--- START ---

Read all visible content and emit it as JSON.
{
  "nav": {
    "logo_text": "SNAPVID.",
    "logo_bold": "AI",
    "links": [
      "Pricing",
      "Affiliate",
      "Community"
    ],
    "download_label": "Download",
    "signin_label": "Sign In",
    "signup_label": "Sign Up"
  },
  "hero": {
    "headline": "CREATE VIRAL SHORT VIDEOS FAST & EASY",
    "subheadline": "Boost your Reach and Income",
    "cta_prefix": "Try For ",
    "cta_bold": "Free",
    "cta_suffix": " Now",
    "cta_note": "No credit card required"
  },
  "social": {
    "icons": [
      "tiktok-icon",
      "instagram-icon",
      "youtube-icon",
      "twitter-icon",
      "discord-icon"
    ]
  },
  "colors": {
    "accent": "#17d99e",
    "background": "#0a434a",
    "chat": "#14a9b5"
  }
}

--- END ---

## [Exercise brief]
Write out each line above with the word "Sign".

## [Response to this task]
    "signin_label": "Sign In",
    "signup_label": "Sign Up"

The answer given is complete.